▸ TASK REQUIREMENTS:
Extract every line that contains the word "page".
# # # # #
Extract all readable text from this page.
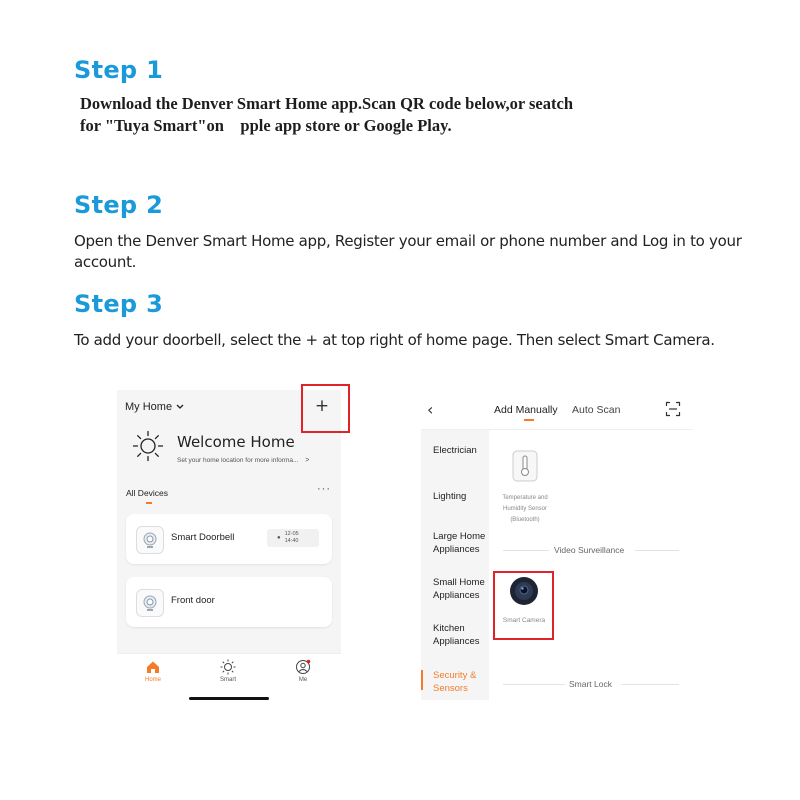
Step 1
Download the Denver Smart Home app.Scan QR code below,or seatch
for "Tuya Smart"on    pple app store or Google Play.
Step 2
Open the Denver Smart Home app, Register your email or phone number and Log in to your account.
Step 3
To add your doorbell, select the + at top right of home page. Then select Smart Camera.
My Home	+
Welcome Home
Set your home location for more informa... >
All Devices	···
Smart Doorbell	●
12-05
14:40
Front door
Home	Smart	Me
‹	Add Manually Auto Scan
Electrician
Lighting
Large Home Appliances
Small Home Appliances
Kitchen Appliances
Security & Sensors
Temperature and Humidity Sensor (Bluetooth)
Video Surveillance
Smart Camera
Smart Lock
# # # # #
▸ SOLUTION:
Extract all readable text from this page.
To add your doorbell, select the + at top right of home page. Then select Smart Camera.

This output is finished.